→ Exercise directions: Render the lines of the data as a JSON list of strings, one string per line, omitting blank lines. Begin at the line that contains "candle-body (370, 155, 376, 159)" and stop after the line that contains "volume-bar (387, 328, 392, 455)".

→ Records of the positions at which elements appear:
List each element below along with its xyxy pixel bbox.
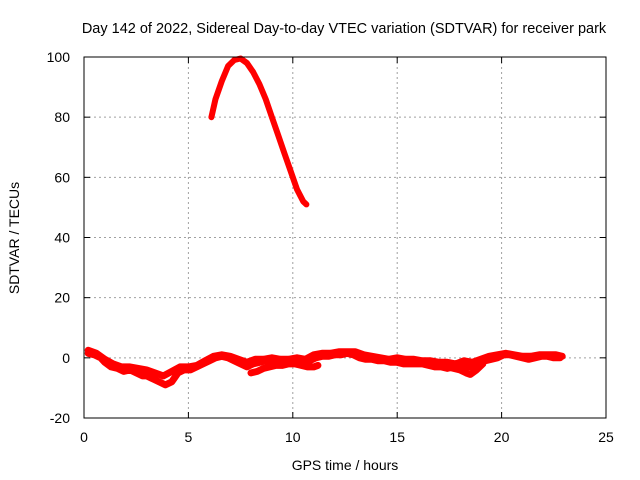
x-tick-label: 0 bbox=[80, 429, 88, 445]
grid bbox=[84, 57, 606, 418]
chart-title: Day 142 of 2022, Sidereal Day-to-day VTE… bbox=[82, 21, 607, 37]
x-axis-title: GPS time / hours bbox=[292, 457, 399, 473]
y-axis-title: SDTVAR / TECUs bbox=[6, 182, 22, 294]
y-tick-label: 0 bbox=[62, 350, 70, 366]
y-tick-label: 100 bbox=[47, 49, 71, 65]
series-line-arc-3 bbox=[247, 360, 322, 377]
y-tick-label: 60 bbox=[54, 169, 70, 185]
x-tick-label: 25 bbox=[598, 429, 614, 445]
x-tick-label: 10 bbox=[285, 429, 301, 445]
y-axis-ticks: -20 0 20 40 60 80 100 bbox=[47, 49, 606, 426]
x-tick-label: 15 bbox=[389, 429, 405, 445]
y-tick-label: 80 bbox=[54, 109, 70, 125]
y-tick-label: -20 bbox=[50, 410, 70, 426]
x-tick-label: 5 bbox=[185, 429, 193, 445]
series-line-arc-2 bbox=[208, 55, 310, 208]
data-series bbox=[84, 55, 566, 389]
series-line-arc-4 bbox=[443, 360, 487, 378]
series-line-arc-1-upper-envelope bbox=[84, 346, 566, 380]
y-tick-label: 20 bbox=[54, 290, 70, 306]
y-tick-label: 40 bbox=[54, 230, 70, 246]
x-axis-ticks: 0 5 10 15 20 25 bbox=[80, 57, 614, 445]
x-tick-label: 20 bbox=[494, 429, 510, 445]
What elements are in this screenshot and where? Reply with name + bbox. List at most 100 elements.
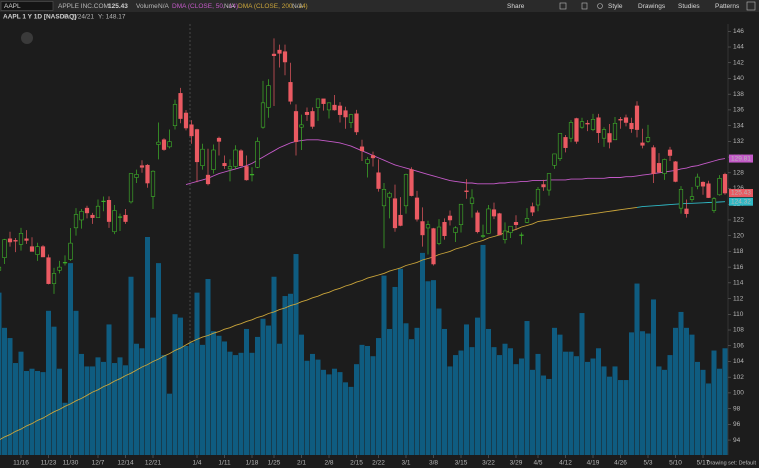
candle-body (370, 155, 376, 159)
icon[interactable] (559, 2, 567, 10)
price-label-box (729, 188, 753, 197)
volume-bar (717, 368, 722, 455)
x-tick-label: 1/25 (268, 460, 281, 467)
volume-bar (18, 351, 24, 455)
volume-bar (563, 351, 568, 455)
icon[interactable] (581, 2, 588, 10)
y-tick-label: 146 (733, 28, 744, 35)
icon[interactable] (597, 3, 603, 9)
candle-body (172, 104, 178, 127)
na: N/A (158, 3, 170, 10)
volume-bar (194, 292, 200, 455)
candle-body (695, 176, 700, 187)
volume-bar (205, 279, 211, 455)
candle-body (403, 174, 409, 207)
candle-body (24, 238, 29, 241)
symbol-box[interactable] (0, 1, 54, 11)
company: APPLE INC.COM (58, 3, 109, 10)
volume-bar (442, 328, 447, 455)
candle-body (68, 242, 73, 260)
volume-bar (387, 328, 392, 455)
volume-bar (414, 327, 420, 455)
volume-bar (90, 366, 95, 455)
volume-bar (722, 348, 728, 455)
volume-bar (249, 352, 255, 455)
candle-body (123, 214, 128, 222)
volume-bar (530, 369, 535, 455)
volume-bar (370, 356, 376, 455)
volume-bar (266, 325, 271, 455)
candle-body (706, 183, 711, 198)
volume-bar (271, 276, 277, 455)
settings-icon[interactable] (746, 1, 756, 11)
candle-body (673, 161, 678, 182)
symbol[interactable]: AAPL (4, 3, 21, 10)
logo (21, 32, 33, 44)
patterns-button[interactable]: Patterns (715, 3, 740, 10)
y-tick-label: 134 (733, 122, 744, 129)
x-tick-label: 12/7 (92, 460, 105, 467)
candle-body (90, 214, 95, 218)
volume-bar (332, 368, 337, 455)
candle-body (629, 122, 634, 130)
price-label: 125.43 (731, 190, 751, 197)
candle-body (607, 133, 612, 143)
x-tick-label: 11/16 (13, 460, 29, 467)
x-tick-label: 3/1 (401, 460, 410, 467)
drawings-button[interactable]: Drawings (638, 3, 666, 10)
legend-entry: DMA (CLOSE, 50, -14) (172, 3, 238, 10)
studies-button[interactable]: Studies (678, 3, 700, 10)
volume-bar (68, 263, 73, 455)
candle-body (211, 149, 216, 170)
x-tick-label: 3/29 (510, 460, 523, 467)
share-button[interactable]: Share (507, 3, 525, 10)
volume-bar (337, 372, 343, 455)
candle-body (62, 262, 68, 264)
x-tick-label: 11/23 (41, 460, 57, 467)
style-button[interactable]: Style (608, 3, 623, 10)
candle-body (299, 124, 304, 128)
y-tick-label: 116 (733, 264, 744, 271)
volume-bar (640, 331, 645, 455)
candle-body (315, 98, 321, 108)
volume-bar (365, 346, 370, 455)
candle-body (414, 197, 420, 220)
candle-body (387, 192, 392, 198)
candle-body (409, 169, 414, 196)
x-tick-label: 2/1 (297, 460, 306, 467)
volume-bar (24, 370, 29, 455)
candle-body (601, 129, 607, 139)
volume-bar (447, 366, 453, 455)
candle-body (667, 149, 673, 156)
y-tick-label: 102 (733, 374, 744, 381)
candle-body (255, 141, 260, 168)
y-tick-label: 118 (733, 248, 744, 255)
candle-body (530, 206, 535, 213)
volume-bar (13, 363, 18, 455)
volume-bar (348, 386, 354, 455)
volume-bar (299, 334, 304, 455)
volume-bar (596, 348, 601, 455)
volume-bar (651, 299, 656, 455)
candle-body (51, 273, 57, 284)
candle-body (392, 198, 398, 229)
x-tick-label: 4/12 (559, 460, 572, 467)
candle-body (590, 119, 596, 130)
volume-bar (403, 323, 409, 455)
candle-body (689, 196, 695, 200)
candle-body (200, 148, 205, 167)
x-tick-label: 2/8 (324, 460, 333, 467)
candle-body (35, 246, 40, 255)
x-tick-label: 4/26 (614, 460, 627, 467)
y-tick-label: 112 (733, 295, 744, 302)
candle-body (640, 142, 645, 146)
candle-body (508, 225, 513, 233)
price-label-box (729, 197, 753, 206)
y-tick-label: 120 (733, 232, 744, 239)
volume-bar (480, 244, 486, 455)
volume-bar (519, 358, 524, 455)
volume-bar (244, 328, 249, 455)
candle-body (260, 102, 266, 128)
volume-bar (293, 254, 299, 455)
y-tick-label: 104 (733, 358, 744, 365)
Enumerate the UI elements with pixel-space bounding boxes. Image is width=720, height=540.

→ Solved problem:
[
  "candle-body (370, 155, 376, 159)",
  "icon[interactable] (559, 2, 567, 10)",
  "price-label-box (729, 188, 753, 197)",
  "volume-bar (717, 368, 722, 455)",
  "x-tick-label: 1/25 (268, 460, 281, 467)",
  "volume-bar (18, 351, 24, 455)",
  "volume-bar (563, 351, 568, 455)",
  "icon[interactable] (581, 2, 588, 10)",
  "y-tick-label: 146 (733, 28, 744, 35)",
  "icon[interactable] (597, 3, 603, 9)",
  "candle-body (172, 104, 178, 127)",
  "na: N/A (158, 3, 170, 10)",
  "volume-bar (194, 292, 200, 455)",
  "candle-body (695, 176, 700, 187)",
  "volume-bar (205, 279, 211, 455)",
  "candle-body (403, 174, 409, 207)",
  "candle-body (24, 238, 29, 241)",
  "symbol-box[interactable] (0, 1, 54, 11)",
  "company: APPLE INC.COM (58, 3, 109, 10)",
  "volume-bar (442, 328, 447, 455)",
  "candle-body (68, 242, 73, 260)",
  "volume-bar (387, 328, 392, 455)"
]